**Data shown**:

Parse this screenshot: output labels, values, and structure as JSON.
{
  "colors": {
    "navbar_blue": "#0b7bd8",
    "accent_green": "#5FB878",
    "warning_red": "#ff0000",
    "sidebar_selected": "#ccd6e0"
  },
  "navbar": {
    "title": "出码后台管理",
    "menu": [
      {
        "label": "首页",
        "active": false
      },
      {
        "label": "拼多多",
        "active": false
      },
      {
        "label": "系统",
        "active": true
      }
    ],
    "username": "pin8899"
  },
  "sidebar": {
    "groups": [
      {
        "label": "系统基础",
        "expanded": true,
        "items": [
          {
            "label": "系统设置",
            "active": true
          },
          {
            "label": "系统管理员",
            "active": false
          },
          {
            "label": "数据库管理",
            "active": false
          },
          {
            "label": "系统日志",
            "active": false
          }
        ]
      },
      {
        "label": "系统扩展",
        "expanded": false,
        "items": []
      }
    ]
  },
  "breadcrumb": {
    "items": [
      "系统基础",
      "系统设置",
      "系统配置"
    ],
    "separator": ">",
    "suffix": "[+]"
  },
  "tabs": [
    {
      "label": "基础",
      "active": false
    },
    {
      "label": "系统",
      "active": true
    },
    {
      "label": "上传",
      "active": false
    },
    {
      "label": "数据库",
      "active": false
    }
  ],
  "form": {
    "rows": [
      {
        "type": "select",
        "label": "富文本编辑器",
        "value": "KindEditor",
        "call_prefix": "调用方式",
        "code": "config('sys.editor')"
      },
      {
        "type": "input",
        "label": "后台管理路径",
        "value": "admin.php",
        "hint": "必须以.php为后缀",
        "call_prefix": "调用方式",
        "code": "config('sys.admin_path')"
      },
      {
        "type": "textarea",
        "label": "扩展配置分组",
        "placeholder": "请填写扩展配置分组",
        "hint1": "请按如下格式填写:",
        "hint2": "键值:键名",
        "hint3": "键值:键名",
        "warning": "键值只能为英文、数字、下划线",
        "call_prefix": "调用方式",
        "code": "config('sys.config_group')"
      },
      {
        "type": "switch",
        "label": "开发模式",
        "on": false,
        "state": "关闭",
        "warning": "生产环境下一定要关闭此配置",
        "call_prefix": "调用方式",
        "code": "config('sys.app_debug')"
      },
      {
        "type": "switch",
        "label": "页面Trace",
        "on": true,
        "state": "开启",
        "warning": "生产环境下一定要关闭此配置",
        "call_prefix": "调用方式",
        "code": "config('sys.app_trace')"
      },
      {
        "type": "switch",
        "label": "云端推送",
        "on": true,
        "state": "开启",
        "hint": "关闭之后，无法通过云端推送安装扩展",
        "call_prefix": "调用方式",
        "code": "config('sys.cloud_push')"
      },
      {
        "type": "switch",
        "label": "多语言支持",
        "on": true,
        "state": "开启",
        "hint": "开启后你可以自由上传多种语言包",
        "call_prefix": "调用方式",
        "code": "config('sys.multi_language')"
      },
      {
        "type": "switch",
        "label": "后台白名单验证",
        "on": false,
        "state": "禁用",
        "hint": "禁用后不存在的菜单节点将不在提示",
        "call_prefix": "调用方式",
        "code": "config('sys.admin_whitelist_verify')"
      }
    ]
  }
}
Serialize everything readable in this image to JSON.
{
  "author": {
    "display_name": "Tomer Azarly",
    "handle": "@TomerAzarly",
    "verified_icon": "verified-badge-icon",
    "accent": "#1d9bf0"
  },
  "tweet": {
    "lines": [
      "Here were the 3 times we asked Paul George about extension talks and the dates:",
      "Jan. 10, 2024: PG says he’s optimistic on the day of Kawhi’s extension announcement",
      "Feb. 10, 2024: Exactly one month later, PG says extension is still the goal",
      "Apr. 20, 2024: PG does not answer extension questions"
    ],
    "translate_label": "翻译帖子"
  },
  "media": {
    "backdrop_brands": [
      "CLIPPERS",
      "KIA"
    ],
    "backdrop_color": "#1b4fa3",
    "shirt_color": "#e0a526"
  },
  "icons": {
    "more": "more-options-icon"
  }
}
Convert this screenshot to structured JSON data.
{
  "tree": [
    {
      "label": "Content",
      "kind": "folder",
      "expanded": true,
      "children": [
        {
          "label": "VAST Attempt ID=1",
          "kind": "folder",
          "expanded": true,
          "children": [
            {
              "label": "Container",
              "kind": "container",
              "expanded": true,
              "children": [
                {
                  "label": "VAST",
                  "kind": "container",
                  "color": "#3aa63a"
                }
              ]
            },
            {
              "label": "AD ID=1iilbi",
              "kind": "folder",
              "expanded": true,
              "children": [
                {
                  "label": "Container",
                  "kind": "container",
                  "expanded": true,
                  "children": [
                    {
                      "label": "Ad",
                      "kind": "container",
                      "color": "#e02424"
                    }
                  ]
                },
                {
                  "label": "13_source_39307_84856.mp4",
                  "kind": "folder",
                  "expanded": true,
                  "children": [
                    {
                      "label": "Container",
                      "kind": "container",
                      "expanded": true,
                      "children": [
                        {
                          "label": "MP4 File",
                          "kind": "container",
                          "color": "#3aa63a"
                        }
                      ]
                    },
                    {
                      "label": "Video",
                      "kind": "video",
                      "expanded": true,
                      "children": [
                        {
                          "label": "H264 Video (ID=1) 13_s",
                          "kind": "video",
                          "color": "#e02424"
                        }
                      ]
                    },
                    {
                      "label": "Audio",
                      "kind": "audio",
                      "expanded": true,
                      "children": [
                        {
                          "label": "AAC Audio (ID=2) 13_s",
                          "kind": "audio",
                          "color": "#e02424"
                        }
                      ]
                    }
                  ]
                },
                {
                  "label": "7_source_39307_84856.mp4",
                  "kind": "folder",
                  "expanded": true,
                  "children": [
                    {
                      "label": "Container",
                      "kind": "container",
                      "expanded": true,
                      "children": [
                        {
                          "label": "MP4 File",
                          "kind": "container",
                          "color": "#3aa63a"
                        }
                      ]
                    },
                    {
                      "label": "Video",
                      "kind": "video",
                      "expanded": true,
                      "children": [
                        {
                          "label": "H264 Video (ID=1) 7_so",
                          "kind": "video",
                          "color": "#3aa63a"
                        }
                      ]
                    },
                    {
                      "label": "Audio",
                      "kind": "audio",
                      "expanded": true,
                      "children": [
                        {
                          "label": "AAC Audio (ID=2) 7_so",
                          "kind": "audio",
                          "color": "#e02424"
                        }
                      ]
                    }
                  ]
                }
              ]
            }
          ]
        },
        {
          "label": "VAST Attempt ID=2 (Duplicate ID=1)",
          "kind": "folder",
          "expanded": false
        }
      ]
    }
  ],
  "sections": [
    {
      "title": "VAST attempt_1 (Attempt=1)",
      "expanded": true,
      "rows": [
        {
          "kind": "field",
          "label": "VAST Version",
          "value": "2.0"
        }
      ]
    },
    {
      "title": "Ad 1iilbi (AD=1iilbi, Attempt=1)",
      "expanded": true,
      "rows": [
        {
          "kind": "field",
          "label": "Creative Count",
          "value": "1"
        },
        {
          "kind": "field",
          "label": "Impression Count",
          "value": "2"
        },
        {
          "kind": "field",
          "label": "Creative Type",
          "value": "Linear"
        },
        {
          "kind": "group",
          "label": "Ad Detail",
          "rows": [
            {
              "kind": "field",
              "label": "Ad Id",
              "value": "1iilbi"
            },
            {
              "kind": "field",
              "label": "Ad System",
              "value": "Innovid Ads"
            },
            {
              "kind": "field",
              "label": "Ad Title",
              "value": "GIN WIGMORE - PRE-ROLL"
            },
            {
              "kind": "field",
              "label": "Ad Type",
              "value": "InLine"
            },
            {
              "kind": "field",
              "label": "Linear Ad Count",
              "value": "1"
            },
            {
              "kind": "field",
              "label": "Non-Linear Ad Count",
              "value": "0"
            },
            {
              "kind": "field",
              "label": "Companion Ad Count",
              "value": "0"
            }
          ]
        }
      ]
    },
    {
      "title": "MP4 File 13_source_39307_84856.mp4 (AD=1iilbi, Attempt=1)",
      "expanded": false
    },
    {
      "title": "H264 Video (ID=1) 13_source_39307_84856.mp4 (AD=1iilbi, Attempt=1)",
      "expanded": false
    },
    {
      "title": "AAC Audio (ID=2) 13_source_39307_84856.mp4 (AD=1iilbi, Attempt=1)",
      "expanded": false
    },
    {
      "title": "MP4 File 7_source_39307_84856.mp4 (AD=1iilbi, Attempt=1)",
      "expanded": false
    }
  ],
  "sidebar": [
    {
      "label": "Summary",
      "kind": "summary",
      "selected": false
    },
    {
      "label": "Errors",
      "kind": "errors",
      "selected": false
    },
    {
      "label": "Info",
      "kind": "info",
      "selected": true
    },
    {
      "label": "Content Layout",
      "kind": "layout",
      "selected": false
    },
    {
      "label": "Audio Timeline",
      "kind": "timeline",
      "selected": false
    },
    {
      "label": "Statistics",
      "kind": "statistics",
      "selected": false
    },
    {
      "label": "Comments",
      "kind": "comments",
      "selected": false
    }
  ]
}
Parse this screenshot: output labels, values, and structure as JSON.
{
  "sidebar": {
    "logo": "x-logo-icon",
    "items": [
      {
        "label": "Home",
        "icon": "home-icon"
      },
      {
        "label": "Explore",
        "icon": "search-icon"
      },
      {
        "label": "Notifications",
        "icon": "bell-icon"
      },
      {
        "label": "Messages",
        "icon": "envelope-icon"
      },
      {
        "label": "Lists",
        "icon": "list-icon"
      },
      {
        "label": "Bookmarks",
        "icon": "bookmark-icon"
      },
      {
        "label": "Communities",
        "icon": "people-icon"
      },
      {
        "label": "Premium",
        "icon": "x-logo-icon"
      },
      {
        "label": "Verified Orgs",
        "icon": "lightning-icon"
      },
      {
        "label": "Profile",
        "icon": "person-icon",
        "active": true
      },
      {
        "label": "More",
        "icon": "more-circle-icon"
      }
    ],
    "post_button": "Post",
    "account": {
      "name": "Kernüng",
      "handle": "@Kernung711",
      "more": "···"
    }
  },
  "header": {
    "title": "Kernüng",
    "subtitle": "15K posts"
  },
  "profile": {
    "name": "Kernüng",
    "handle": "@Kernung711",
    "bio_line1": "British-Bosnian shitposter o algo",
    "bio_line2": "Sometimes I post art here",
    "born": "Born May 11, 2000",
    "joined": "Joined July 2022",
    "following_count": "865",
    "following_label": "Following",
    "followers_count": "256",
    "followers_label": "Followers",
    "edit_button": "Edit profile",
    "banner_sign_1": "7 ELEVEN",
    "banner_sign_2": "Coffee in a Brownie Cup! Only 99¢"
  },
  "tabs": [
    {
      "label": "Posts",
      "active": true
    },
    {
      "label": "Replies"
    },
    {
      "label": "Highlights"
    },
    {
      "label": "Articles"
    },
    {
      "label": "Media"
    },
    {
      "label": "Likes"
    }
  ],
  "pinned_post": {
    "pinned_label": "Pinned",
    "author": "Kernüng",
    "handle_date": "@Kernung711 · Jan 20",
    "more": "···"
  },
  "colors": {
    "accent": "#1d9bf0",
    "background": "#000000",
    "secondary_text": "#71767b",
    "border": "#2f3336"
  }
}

**Exercise**: Go through the data and gather every line that holds "Content".

**Reply**:
      "label": "Content",
      "label": "Content Layout",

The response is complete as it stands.